SHORT TASK: Keep only those lines of the records that include the string "true".

------ RECORDS FOR THE EXERCISE

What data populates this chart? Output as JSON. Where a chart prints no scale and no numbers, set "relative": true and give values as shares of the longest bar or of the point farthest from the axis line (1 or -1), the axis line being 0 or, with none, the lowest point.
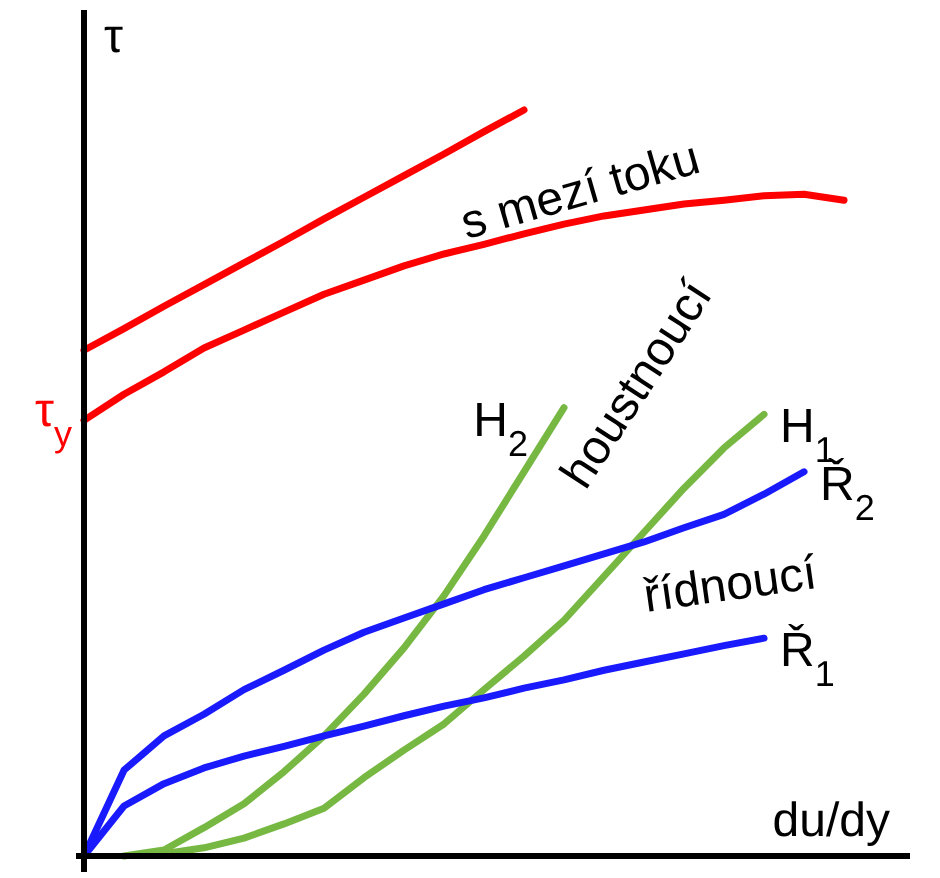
{
  "chart_data": {
    "type": "line",
    "relative": true,
    "xlabel": "du/dy",
    "ylabel": "τ",
    "legend": false,
    "marker": "none",
    "line_style": "solid",
    "categories": [
      null,
      null,
      null,
      null,
      null,
      null,
      null,
      null,
      null,
      null,
      null,
      null,
      null,
      null,
      null,
      null,
      null,
      null,
      null,
      null,
      null
    ],
    "annotations": [
      "τ$_{y}$",
      "s mezí toku",
      "houstnoucí",
      "řídnoucí"
    ],
    "series": [
      {
        "color": "#ff0000",
        "values": [
          0.678,
          0.707,
          0.737,
          0.766,
          0.795,
          0.824,
          0.854,
          0.883,
          0.912,
          0.941,
          0.971,
          1.0,
          null,
          null,
          null,
          null,
          null,
          null,
          null,
          null,
          null
        ]
      },
      {
        "color": "#ff0000",
        "values": [
          0.584,
          0.619,
          0.649,
          0.681,
          0.705,
          0.729,
          0.753,
          0.772,
          0.791,
          0.807,
          0.82,
          0.834,
          0.847,
          0.858,
          0.866,
          0.874,
          0.879,
          0.885,
          0.887,
          0.879,
          null
        ]
      },
      {
        "name": "H$_{2}$",
        "color": "#77b843",
        "values": [
          null,
          0,
          0.008,
          0.038,
          0.07,
          0.113,
          0.161,
          0.217,
          0.279,
          0.349,
          0.429,
          0.515,
          0.601,
          null,
          null,
          null,
          null,
          null,
          null,
          null,
          null
        ]
      },
      {
        "name": "H$_{1}$",
        "color": "#77b843",
        "values": [
          null,
          null,
          0.003,
          0.011,
          0.024,
          0.043,
          0.064,
          0.105,
          0.142,
          0.177,
          0.223,
          0.268,
          0.316,
          0.375,
          0.434,
          0.493,
          0.547,
          0.592,
          null,
          null,
          null
        ]
      },
      {
        "name": "Ř$_{2}$",
        "color": "#1a1aff",
        "values": [
          0,
          0.115,
          0.161,
          0.19,
          0.223,
          0.249,
          0.276,
          0.3,
          0.319,
          0.338,
          0.357,
          0.373,
          0.389,
          0.405,
          0.421,
          0.44,
          0.458,
          0.485,
          0.515,
          null,
          null
        ]
      },
      {
        "name": "Ř$_{1}$",
        "color": "#1a1aff",
        "values": [
          0,
          0.067,
          0.097,
          0.118,
          0.134,
          0.147,
          0.161,
          0.174,
          0.188,
          0.201,
          0.212,
          0.225,
          0.236,
          0.249,
          0.26,
          0.271,
          0.282,
          0.292,
          null,
          null,
          null
        ]
      }
    ]
  }
}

------------

CORRECT RESULT:
What data populates this chart? Output as JSON. Where a chart prints no scale and no numbers, set "relative": true and give values as shares of the longest bar or of the point farthest from the axis line (1 or -1), the axis line being 0 or, with none, the lowest point.
    "relative": true,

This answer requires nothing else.